─── Exercise inputs

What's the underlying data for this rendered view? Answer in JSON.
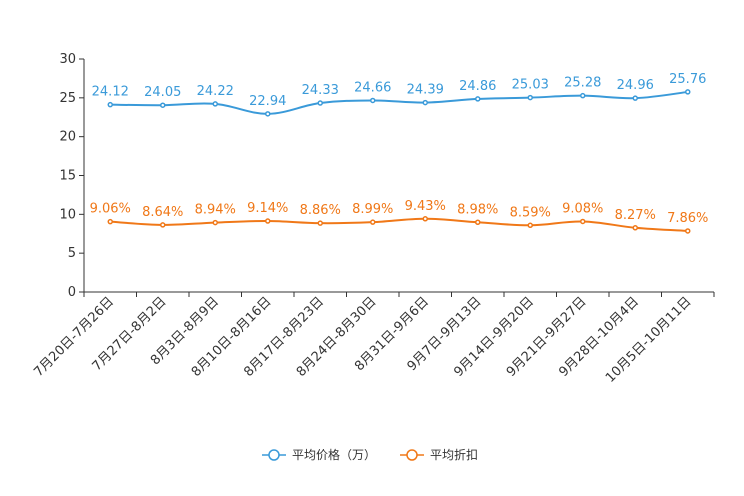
{
  "chart_data": {
    "type": "line",
    "categories": [
      "7月20日-7月26日",
      "7月27日-8月2日",
      "8月3日-8月9日",
      "8月10日-8月16日",
      "8月17日-8月23日",
      "8月24日-8月30日",
      "8月31日-9月6日",
      "9月7日-9月13日",
      "9月14日-9月20日",
      "9月21日-9月27日",
      "9月28日-10月4日",
      "10月5日-10月11日"
    ],
    "ylim": [
      0,
      30
    ],
    "yticks": [
      0,
      5,
      10,
      15,
      20,
      25,
      30
    ],
    "series": [
      {
        "name": "平均价格（万）",
        "color": "#3a9ad9",
        "values": [
          24.12,
          24.05,
          24.22,
          22.94,
          24.33,
          24.66,
          24.39,
          24.86,
          25.03,
          25.28,
          24.96,
          25.76
        ],
        "labels": [
          "24.12",
          "24.05",
          "24.22",
          "22.94",
          "24.33",
          "24.66",
          "24.39",
          "24.86",
          "25.03",
          "25.28",
          "24.96",
          "25.76"
        ]
      },
      {
        "name": "平均折扣",
        "color": "#f07818",
        "values": [
          9.06,
          8.64,
          8.94,
          9.14,
          8.86,
          8.99,
          9.43,
          8.98,
          8.59,
          9.08,
          8.27,
          7.86
        ],
        "labels": [
          "9.06%",
          "8.64%",
          "8.94%",
          "9.14%",
          "8.86%",
          "8.99%",
          "9.43%",
          "8.98%",
          "8.59%",
          "9.08%",
          "8.27%",
          "7.86%"
        ]
      }
    ],
    "legend_position": "bottom"
  }
}
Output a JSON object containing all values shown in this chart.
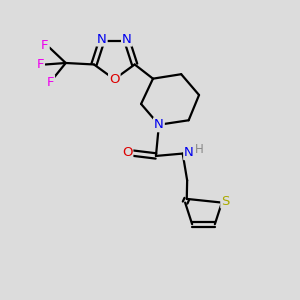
{
  "bg_color": "#dcdcdc",
  "bond_color": "#000000",
  "bond_width": 1.6,
  "atom_colors": {
    "N": "#0000ee",
    "O": "#dd0000",
    "S": "#aaaa00",
    "F": "#ee00ee",
    "H": "#888888",
    "C": "#000000"
  },
  "font_size": 8.5,
  "fig_size": [
    3.0,
    3.0
  ],
  "dpi": 100
}
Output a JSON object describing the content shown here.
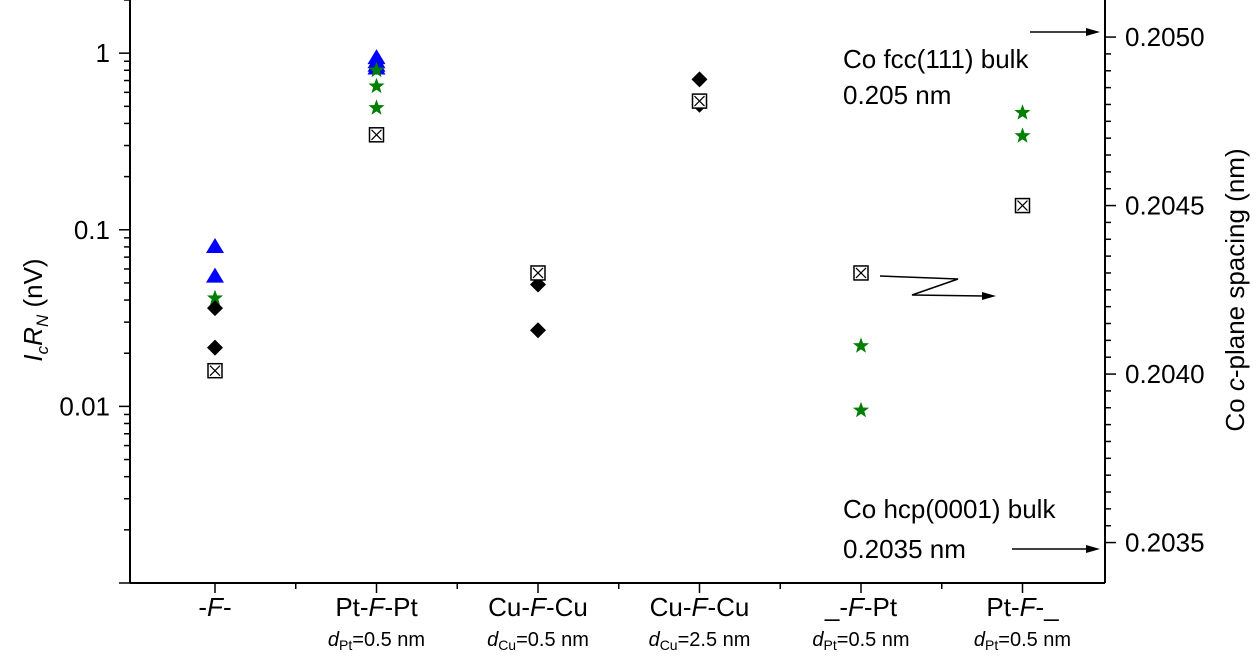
{
  "chart_data": {
    "type": "scatter",
    "title": "",
    "y_scale": "log",
    "ylim": [
      0.001,
      2
    ],
    "y2lim": [
      0.20338,
      0.20511
    ],
    "y_ticks": [
      {
        "value": 0.01,
        "label": "0.01"
      },
      {
        "value": 0.1,
        "label": "0.1"
      },
      {
        "value": 1,
        "label": "1"
      }
    ],
    "y2_ticks": [
      {
        "value": 0.2035,
        "label": "0.2035"
      },
      {
        "value": 0.204,
        "label": "0.2040"
      },
      {
        "value": 0.2045,
        "label": "0.2045"
      },
      {
        "value": 0.205,
        "label": "0.2050"
      }
    ],
    "ylabel": {
      "main_1": "I",
      "sub_1": "c",
      "main_2": "R",
      "sub_2": "N",
      "rest": " (nV)"
    },
    "y2label": {
      "pre": "Co ",
      "italic": "c",
      "post": "-plane spacing (nm)"
    },
    "categories": [
      {
        "line1_a": "-",
        "line1_italic": "F",
        "line1_b": "-",
        "line2_d": "",
        "line2_sub": "",
        "line2_rest": ""
      },
      {
        "line1_a": "Pt-",
        "line1_italic": "F",
        "line1_b": "-Pt",
        "line2_d": "d",
        "line2_sub": "Pt",
        "line2_rest": "=0.5 nm"
      },
      {
        "line1_a": "Cu-",
        "line1_italic": "F",
        "line1_b": "-Cu",
        "line2_d": "d",
        "line2_sub": "Cu",
        "line2_rest": "=0.5 nm"
      },
      {
        "line1_a": "Cu-",
        "line1_italic": "F",
        "line1_b": "-Cu",
        "line2_d": "d",
        "line2_sub": "Cu",
        "line2_rest": "=2.5 nm"
      },
      {
        "line1_a": "_-",
        "line1_italic": "F",
        "line1_b": "-Pt",
        "line2_d": "d",
        "line2_sub": "Pt",
        "line2_rest": "=0.5 nm"
      },
      {
        "line1_a": "Pt-",
        "line1_italic": "F",
        "line1_b": "-_",
        "line2_d": "d",
        "line2_sub": "Pt",
        "line2_rest": "=0.5 nm"
      }
    ],
    "series": [
      {
        "marker": "triangle",
        "color": "#0000ff",
        "axis": "left",
        "points": [
          [
            0,
            0.081
          ],
          [
            0,
            0.055
          ],
          [
            1,
            0.95
          ],
          [
            1,
            0.9
          ],
          [
            1,
            0.86
          ],
          [
            1,
            0.83
          ]
        ]
      },
      {
        "marker": "star",
        "color": "#007f00",
        "axis": "left",
        "points": [
          [
            0,
            0.041
          ],
          [
            1,
            0.8
          ],
          [
            1,
            0.65
          ],
          [
            1,
            0.49
          ],
          [
            4,
            0.022
          ],
          [
            4,
            0.0095
          ],
          [
            5,
            0.46
          ],
          [
            5,
            0.34
          ]
        ]
      },
      {
        "marker": "diamond",
        "color": "#000000",
        "axis": "left",
        "points": [
          [
            0,
            0.036
          ],
          [
            0,
            0.0215
          ],
          [
            2,
            0.049
          ],
          [
            2,
            0.027
          ],
          [
            3,
            0.71
          ],
          [
            3,
            0.51
          ]
        ]
      },
      {
        "marker": "boxed-x",
        "color": "#000000",
        "axis": "right",
        "points": [
          [
            0,
            0.20401
          ],
          [
            1,
            0.20471
          ],
          [
            2,
            0.2043
          ],
          [
            3,
            0.20481
          ],
          [
            4,
            0.2043
          ],
          [
            5,
            0.2045
          ]
        ]
      }
    ],
    "annotations": [
      {
        "line1": "Co fcc(111) bulk",
        "line2": "0.205 nm"
      },
      {
        "line1": "Co hcp(0001) bulk",
        "line2": "0.2035 nm"
      }
    ]
  }
}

──────

**What is required:** Leave the images out, please, and restate each line word for word.

**Response below:**
What's the underlying data for this rendered view? Answer in JSON.
{
  "chart_data": {
    "type": "line",
    "categories": [
      "7月20日-7月26日",
      "7月27日-8月2日",
      "8月3日-8月9日",
      "8月10日-8月16日",
      "8月17日-8月23日",
      "8月24日-8月30日",
      "8月31日-9月6日",
      "9月7日-9月13日",
      "9月14日-9月20日",
      "9月21日-9月27日",
      "9月28日-10月4日",
      "10月5日-10月11日"
    ],
    "ylim": [
      0,
      30
    ],
    "yticks": [
      0,
      5,
      10,
      15,
      20,
      25,
      30
    ],
    "series": [
      {
        "name": "平均价格（万）",
        "color": "#3a9ad9",
        "values": [
          24.12,
          24.05,
          24.22,
          22.94,
          24.33,
          24.66,
          24.39,
          24.86,
          25.03,
          25.28,
          24.96,
          25.76
        ],
        "labels": [
          "24.12",
          "24.05",
          "24.22",
          "22.94",
          "24.33",
          "24.66",
          "24.39",
          "24.86",
          "25.03",
          "25.28",
          "24.96",
          "25.76"
        ]
      },
      {
        "name": "平均折扣",
        "color": "#f07818",
        "values": [
          9.06,
          8.64,
          8.94,
          9.14,
          8.86,
          8.99,
          9.43,
          8.98,
          8.59,
          9.08,
          8.27,
          7.86
        ],
        "labels": [
          "9.06%",
          "8.64%",
          "8.94%",
          "9.14%",
          "8.86%",
          "8.99%",
          "9.43%",
          "8.98%",
          "8.59%",
          "9.08%",
          "8.27%",
          "7.86%"
        ]
      }
    ],
    "legend_position": "bottom"
  }
}
Output a JSON object containing all values shown in this chart.
{
  "bg_color": "#dcdcdc",
  "bond_color": "#000000",
  "bond_width": 1.6,
  "atom_colors": {
    "N": "#0000ee",
    "O": "#dd0000",
    "S": "#aaaa00",
    "F": "#ee00ee",
    "H": "#888888",
    "C": "#000000"
  },
  "font_size": 8.5,
  "fig_size": [
    3.0,
    3.0
  ],
  "dpi": 100
}
Output a JSON object describing the content shown here.
{
  "chart_data": {
    "type": "scatter",
    "title": "",
    "y_scale": "log",
    "ylim": [
      0.001,
      2
    ],
    "y2lim": [
      0.20338,
      0.20511
    ],
    "y_ticks": [
      {
        "value": 0.01,
        "label": "0.01"
      },
      {
        "value": 0.1,
        "label": "0.1"
      },
      {
        "value": 1,
        "label": "1"
      }
    ],
    "y2_ticks": [
      {
        "value": 0.2035,
        "label": "0.2035"
      },
      {
        "value": 0.204,
        "label": "0.2040"
      },
      {
        "value": 0.2045,
        "label": "0.2045"
      },
      {
        "value": 0.205,
        "label": "0.2050"
      }
    ],
    "ylabel": {
      "main_1": "I",
      "sub_1": "c",
      "main_2": "R",
      "sub_2": "N",
      "rest": " (nV)"
    },
    "y2label": {
      "pre": "Co ",
      "italic": "c",
      "post": "-plane spacing (nm)"
    },
    "categories": [
      {
        "line1_a": "-",
        "line1_italic": "F",
        "line1_b": "-",
        "line2_d": "",
        "line2_sub": "",
        "line2_rest": ""
      },
      {
        "line1_a": "Pt-",
        "line1_italic": "F",
        "line1_b": "-Pt",
        "line2_d": "d",
        "line2_sub": "Pt",
        "line2_rest": "=0.5 nm"
      },
      {
        "line1_a": "Cu-",
        "line1_italic": "F",
        "line1_b": "-Cu",
        "line2_d": "d",
        "line2_sub": "Cu",
        "line2_rest": "=0.5 nm"
      },
      {
        "line1_a": "Cu-",
        "line1_italic": "F",
        "line1_b": "-Cu",
        "line2_d": "d",
        "line2_sub": "Cu",
        "line2_rest": "=2.5 nm"
      },
      {
        "line1_a": "_-",
        "line1_italic": "F",
        "line1_b": "-Pt",
        "line2_d": "d",
        "line2_sub": "Pt",
        "line2_rest": "=0.5 nm"
      },
      {
        "line1_a": "Pt-",
        "line1_italic": "F",
        "line1_b": "-_",
        "line2_d": "d",
        "line2_sub": "Pt",
        "line2_rest": "=0.5 nm"
      }
    ],
    "series": [
      {
        "marker": "triangle",
        "color": "#0000ff",
        "axis": "left",
        "points": [
          [
            0,
            0.081
          ],
          [
            0,
            0.055
          ],
          [
            1,
            0.95
          ],
          [
            1,
            0.9
          ],
          [
            1,
            0.86
          ],
          [
            1,
            0.83
          ]
        ]
      },
      {
        "marker": "star",
        "color": "#007f00",
        "axis": "left",
        "points": [
          [
            0,
            0.041
          ],
          [
            1,
            0.8
          ],
          [
            1,
            0.65
          ],
          [
            1,
            0.49
          ],
          [
            4,
            0.022
          ],
          [
            4,
            0.0095
          ],
          [
            5,
            0.46
          ],
          [
            5,
            0.34
          ]
        ]
      },
      {
        "marker": "diamond",
        "color": "#000000",
        "axis": "left",
        "points": [
          [
            0,
            0.036
          ],
          [
            0,
            0.0215
          ],
          [
            2,
            0.049
          ],
          [
            2,
            0.027
          ],
          [
            3,
            0.71
          ],
          [
            3,
            0.51
          ]
        ]
      },
      {
        "marker": "boxed-x",
        "color": "#000000",
        "axis": "right",
        "points": [
          [
            0,
            0.20401
          ],
          [
            1,
            0.20471
          ],
          [
            2,
            0.2043
          ],
          [
            3,
            0.20481
          ],
          [
            4,
            0.2043
          ],
          [
            5,
            0.2045
          ]
        ]
      }
    ],
    "annotations": [
      {
        "line1": "Co fcc(111) bulk",
        "line2": "0.205 nm"
      },
      {
        "line1": "Co hcp(0001) bulk",
        "line2": "0.2035 nm"
      }
    ]
  }
}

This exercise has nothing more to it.